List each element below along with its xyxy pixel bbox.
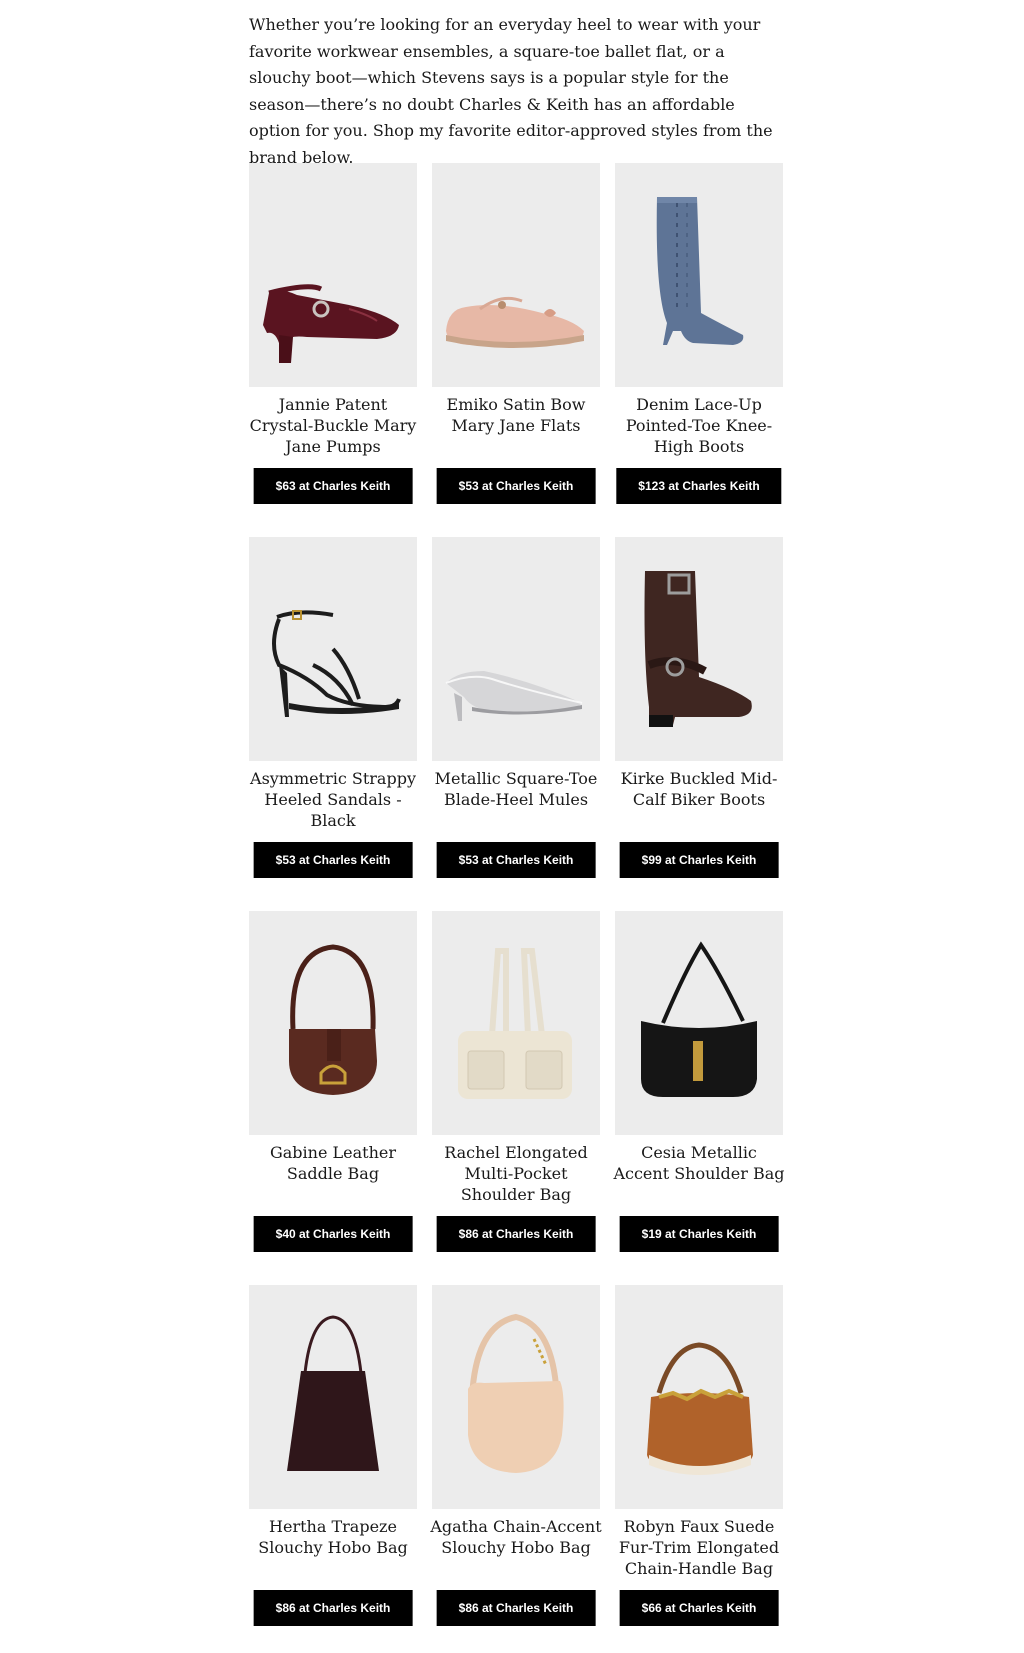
product-card: Emiko Satin Bow Mary Jane Flats $53 at C… <box>432 163 600 506</box>
product-image[interactable] <box>249 1285 417 1509</box>
product-card: Gabine Leather Saddle Bag $40 at Charles… <box>249 911 417 1254</box>
buy-button[interactable]: $40 at Charles Keith <box>253 1216 413 1252</box>
buy-button[interactable]: $86 at Charles Keith <box>436 1590 596 1626</box>
plum-hobo-bag-icon <box>287 1315 379 1471</box>
product-image[interactable] <box>432 1285 600 1509</box>
product-image[interactable] <box>615 163 783 387</box>
product-title[interactable]: Emiko Satin Bow Mary Jane Flats <box>428 394 604 436</box>
buy-button[interactable]: $53 at Charles Keith <box>436 468 596 504</box>
product-card: Robyn Faux Suede Fur-Trim Elongated Chai… <box>615 1285 783 1628</box>
buy-button[interactable]: $53 at Charles Keith <box>436 842 596 878</box>
denim-knee-boot-icon <box>656 197 744 345</box>
product-image[interactable] <box>249 911 417 1135</box>
buy-button[interactable]: $19 at Charles Keith <box>619 1216 779 1252</box>
product-title[interactable]: Cesia Metallic Accent Shoulder Bag <box>611 1142 787 1184</box>
product-image[interactable] <box>249 537 417 761</box>
product-title[interactable]: Asymmetric Strappy Heeled Sandals - Blac… <box>245 768 421 831</box>
product-card: Metallic Square-Toe Blade-Heel Mules $53… <box>432 537 600 880</box>
brown-biker-boot-icon <box>644 571 752 727</box>
product-card: Jannie Patent Crystal-Buckle Mary Jane P… <box>249 163 417 506</box>
beige-hobo-bag-icon <box>468 1313 564 1473</box>
cream-shoulder-bag-icon <box>458 948 572 1099</box>
product-title[interactable]: Jannie Patent Crystal-Buckle Mary Jane P… <box>245 394 421 457</box>
product-image[interactable] <box>615 911 783 1135</box>
product-title[interactable]: Denim Lace-Up Pointed-Toe Knee-High Boot… <box>611 394 787 457</box>
black-strappy-sandal-icon <box>272 610 401 717</box>
product-card: Kirke Buckled Mid-Calf Biker Boots $99 a… <box>615 537 783 880</box>
product-title[interactable]: Kirke Buckled Mid-Calf Biker Boots <box>611 768 787 810</box>
product-card: Cesia Metallic Accent Shoulder Bag $19 a… <box>613 911 785 1254</box>
buy-button[interactable]: $63 at Charles Keith <box>253 468 413 504</box>
buy-button[interactable]: $53 at Charles Keith <box>253 842 413 878</box>
product-card: Agatha Chain-Accent Slouchy Hobo Bag $86… <box>430 1285 602 1628</box>
product-grid: Jannie Patent Crystal-Buckle Mary Jane P… <box>249 163 786 1628</box>
product-image[interactable] <box>249 163 417 387</box>
product-image[interactable] <box>432 163 600 387</box>
pink-satin-flat-icon <box>446 296 584 348</box>
buy-button[interactable]: $86 at Charles Keith <box>436 1216 596 1252</box>
product-card: Rachel Elongated Multi-Pocket Shoulder B… <box>432 911 600 1254</box>
product-card: Asymmetric Strappy Heeled Sandals - Blac… <box>249 537 417 880</box>
product-title[interactable]: Gabine Leather Saddle Bag <box>245 1142 421 1184</box>
tan-suede-chain-bag-icon <box>647 1342 753 1475</box>
buy-button[interactable]: $66 at Charles Keith <box>619 1590 779 1626</box>
burgundy-mary-jane-pump-icon <box>263 284 399 363</box>
product-image[interactable] <box>432 537 600 761</box>
intro-paragraph: Whether you’re looking for an everyday h… <box>249 15 773 167</box>
product-title[interactable]: Robyn Faux Suede Fur-Trim Elongated Chai… <box>611 1516 787 1579</box>
buy-button[interactable]: $86 at Charles Keith <box>253 1590 413 1626</box>
buy-button[interactable]: $123 at Charles Keith <box>616 468 782 504</box>
product-card: Denim Lace-Up Pointed-Toe Knee-High Boot… <box>615 163 783 506</box>
product-title[interactable]: Rachel Elongated Multi-Pocket Shoulder B… <box>428 1142 604 1205</box>
brown-saddle-bag-icon <box>289 944 377 1095</box>
product-image[interactable] <box>432 911 600 1135</box>
product-image[interactable] <box>615 1285 783 1509</box>
silver-mule-icon <box>445 671 583 721</box>
product-image[interactable] <box>615 537 783 761</box>
product-title[interactable]: Agatha Chain-Accent Slouchy Hobo Bag <box>428 1516 604 1558</box>
black-shoulder-bag-icon <box>641 941 757 1097</box>
product-card: Hertha Trapeze Slouchy Hobo Bag $86 at C… <box>249 1285 417 1628</box>
product-title[interactable]: Hertha Trapeze Slouchy Hobo Bag <box>245 1516 421 1558</box>
product-title[interactable]: Metallic Square-Toe Blade-Heel Mules <box>428 768 604 810</box>
buy-button[interactable]: $99 at Charles Keith <box>619 842 779 878</box>
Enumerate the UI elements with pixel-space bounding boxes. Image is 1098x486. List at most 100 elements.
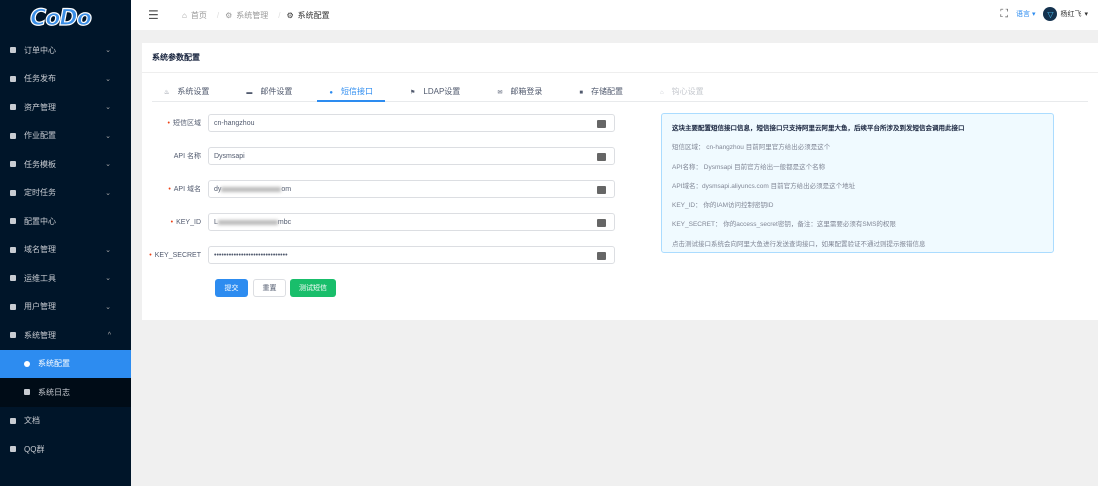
menu-icon [10, 132, 16, 139]
tab-icon: ✉ [497, 90, 503, 96]
info-line: KEY_SECRET： 你的access_secret密钥，备注：这里需要必须有… [672, 221, 896, 229]
avatar: ▽ [1043, 7, 1058, 21]
redacted [217, 219, 278, 225]
tab[interactable]: ♨ 系统设置 [152, 86, 221, 102]
sidebar: CoDo 订单中心 ⌄ 任务发布 ⌄ 资产管理 ⌄ 作业配置 ⌄ 任务模板 ⌄ 定时任务 ⌄ 配置中心域… [0, 0, 131, 486]
redacted [221, 186, 282, 192]
language-dropdown[interactable]: 语言 ▾ [1016, 9, 1035, 19]
chevron-icon: ⌄ [105, 75, 111, 83]
keyboard-icon [597, 219, 606, 227]
chevron-icon: ⌄ [105, 161, 111, 169]
menu-icon [10, 75, 16, 82]
field-input[interactable]: Lmbc [208, 213, 615, 231]
sidebar-item[interactable]: 作业配置 ⌄ [0, 122, 131, 151]
sidebar-item[interactable]: QQ群 [0, 435, 131, 464]
header: ☰ ⌂ 首页 / ⚙ 系统管理 / ⚙ 系统配置 ⛶ 语言 ▾ ▽ 杨红飞 ▾ [131, 0, 1098, 30]
config-card: 系统参数配置 ♨ 系统设置 ▬ 邮件设置 ● 短信接口 ⚑ LDAP设置 ✉ 邮箱登录 ■ 存储配置 ⌂… [142, 43, 1098, 320]
info-line: 点击测试接口系统会向阿里大鱼进行发送查询接口，如果配置验证不通过则提示报错信息 [672, 240, 926, 248]
chevron-icon: ⌄ [105, 275, 111, 283]
field-label: 短信区域 [173, 120, 201, 127]
menu-icon [10, 446, 16, 453]
tab[interactable]: ● 短信接口 [317, 86, 386, 102]
menu-icon [24, 389, 30, 396]
sidebar-item[interactable]: 配置中心 [0, 207, 131, 236]
sidebar-item[interactable]: 订单中心 ⌄ [0, 36, 131, 65]
sidebar-subitem[interactable]: 系统配置 [0, 349, 131, 378]
chevron-icon: ⌄ [105, 246, 111, 254]
chevron-icon: ⌄ [105, 104, 111, 112]
sidebar-subitem[interactable]: 系统日志 [0, 378, 131, 407]
menu-icon [10, 104, 16, 111]
logo[interactable]: CoDo [0, 0, 131, 36]
field-label: API 名称 [173, 153, 201, 160]
form-row: • KEY_ID Lmbc [142, 213, 615, 231]
tab-icon: ● [329, 90, 334, 96]
sidebar-item[interactable]: 资产管理 ⌄ [0, 93, 131, 122]
sidebar-item[interactable]: 文档 [0, 407, 131, 436]
tab-icon: ■ [579, 90, 583, 96]
info-line: 短信区域： cn-hangzhou 目前阿里官方给出必须是这个 [672, 144, 831, 152]
chevron-icon: ⌄ [105, 132, 111, 140]
home-icon: ⌂ [182, 10, 187, 20]
menu-icon [24, 360, 30, 367]
sidebar-item[interactable]: 任务发布 ⌄ [0, 65, 131, 94]
form-row: • 短信区域 cn-hangzhou [142, 114, 615, 132]
reset-button[interactable]: 重置 [253, 279, 286, 297]
chevron-icon: ⌄ [105, 189, 111, 197]
menu-icon [10, 246, 16, 253]
card-title: 系统参数配置 [142, 43, 1098, 73]
info-line: 这块主要配置短信接口信息，短信接口只支持阿里云阿里大鱼，后续平台所涉及到发短信会… [672, 125, 965, 132]
submit-button[interactable]: 提交 [215, 279, 248, 297]
keyboard-icon [597, 153, 606, 161]
field-label: KEY_SECRET [154, 251, 201, 259]
info-line: API名称： Dysmsapi 目前官方给出一般都是这个名称 [672, 163, 826, 171]
tabs: ♨ 系统设置 ▬ 邮件设置 ● 短信接口 ⚑ LDAP设置 ✉ 邮箱登录 ■ 存储配置 ⌂ 钩心设置 [152, 86, 1088, 102]
menu-icon [10, 275, 16, 282]
breadcrumb-current: 系统配置 [297, 10, 330, 20]
field-input[interactable]: •••••••••••••••••••••••••••••• [208, 246, 615, 264]
sidebar-item[interactable]: 定时任务 ⌄ [0, 179, 131, 208]
keyboard-icon [597, 120, 606, 128]
field-input[interactable]: cn-hangzhou [208, 114, 615, 132]
form-row: • KEY_SECRET •••••••••••••••••••••••••••••… [142, 246, 615, 264]
breadcrumb-system[interactable]: 系统管理 [236, 10, 268, 21]
sidebar-item[interactable]: 运维工具 ⌄ [0, 264, 131, 293]
breadcrumb: ⌂ 首页 / ⚙ 系统管理 / ⚙ 系统配置 [182, 10, 330, 21]
tab-icon: ⌂ [659, 90, 664, 96]
sidebar-item[interactable]: 用户管理 ⌄ [0, 293, 131, 322]
chevron-icon: ^ [107, 331, 111, 339]
tab[interactable]: ⌂ 钩心设置 [648, 86, 716, 102]
info-alert: 这块主要配置短信接口信息，短信接口只支持阿里云阿里大鱼，后续平台所涉及到发短信会… [661, 113, 1054, 253]
form-row: • API 域名 dy om [142, 180, 615, 198]
tab-icon: ⚑ [410, 90, 416, 96]
sidebar-item[interactable]: 系统管理 ^ [0, 321, 131, 350]
tab-icon: ♨ [164, 90, 170, 96]
menu-icon [10, 218, 16, 225]
field-input[interactable]: Dysmsapi [208, 147, 615, 165]
keyboard-icon [597, 186, 606, 194]
sidebar-item[interactable]: 任务模板 ⌄ [0, 150, 131, 179]
tab[interactable]: ⚑ LDAP设置 [398, 86, 472, 102]
tab[interactable]: ▬ 邮件设置 [234, 86, 304, 102]
user-menu[interactable]: ▽ 杨红飞 ▾ [1043, 7, 1088, 21]
menu-icon [10, 161, 16, 168]
sidebar-item[interactable]: 域名管理 ⌄ [0, 236, 131, 265]
menu-icon [10, 417, 16, 424]
info-line: API域名：dysmsapi.aliyuncs.com 目前官方给出必须是这个地… [672, 182, 856, 190]
form-row: API 名称 Dysmsapi [142, 147, 615, 165]
menu-icon [10, 303, 16, 310]
info-line: KEY_ID： 你的IAM访问控制密钥ID [672, 202, 774, 210]
fullscreen-icon[interactable]: ⛶ [1000, 8, 1008, 21]
tab-icon: ▬ [246, 90, 253, 96]
field-input[interactable]: dy om [208, 180, 615, 198]
menu-toggle-icon[interactable]: ☰ [148, 8, 160, 22]
chevron-icon: ⌄ [105, 47, 111, 55]
menu-icon [10, 332, 16, 339]
tab[interactable]: ✉ 邮箱登录 [485, 86, 554, 102]
tab[interactable]: ■ 存储配置 [567, 86, 635, 102]
test-sms-button[interactable]: 测试短信 [290, 279, 336, 297]
field-label: API 域名 [173, 186, 201, 193]
gear-icon: ⚙ [225, 10, 233, 20]
keyboard-icon [597, 252, 606, 260]
breadcrumb-home[interactable]: 首页 [191, 10, 207, 21]
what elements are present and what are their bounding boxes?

Written problem
Repeat the lines starting at the one containing "product-card: Emiko Satin" and ending at the one containing "buy-button[interactable]: $53 at Charles Keith <box>436 468", with both of those included.

Exercise solution
product-card: Emiko Satin Bow Mary Jane Flats $53 at C… <box>432 163 600 506</box>
product-image[interactable] <box>249 1285 417 1509</box>
product-card: Gabine Leather Saddle Bag $40 at Charles… <box>249 911 417 1254</box>
buy-button[interactable]: $40 at Charles Keith <box>253 1216 413 1252</box>
buy-button[interactable]: $86 at Charles Keith <box>436 1590 596 1626</box>
plum-hobo-bag-icon <box>287 1315 379 1471</box>
product-image[interactable] <box>432 1285 600 1509</box>
product-image[interactable] <box>615 163 783 387</box>
product-title[interactable]: Emiko Satin Bow Mary Jane Flats <box>428 394 604 436</box>
buy-button[interactable]: $53 at Charles Keith <box>436 468 596 504</box>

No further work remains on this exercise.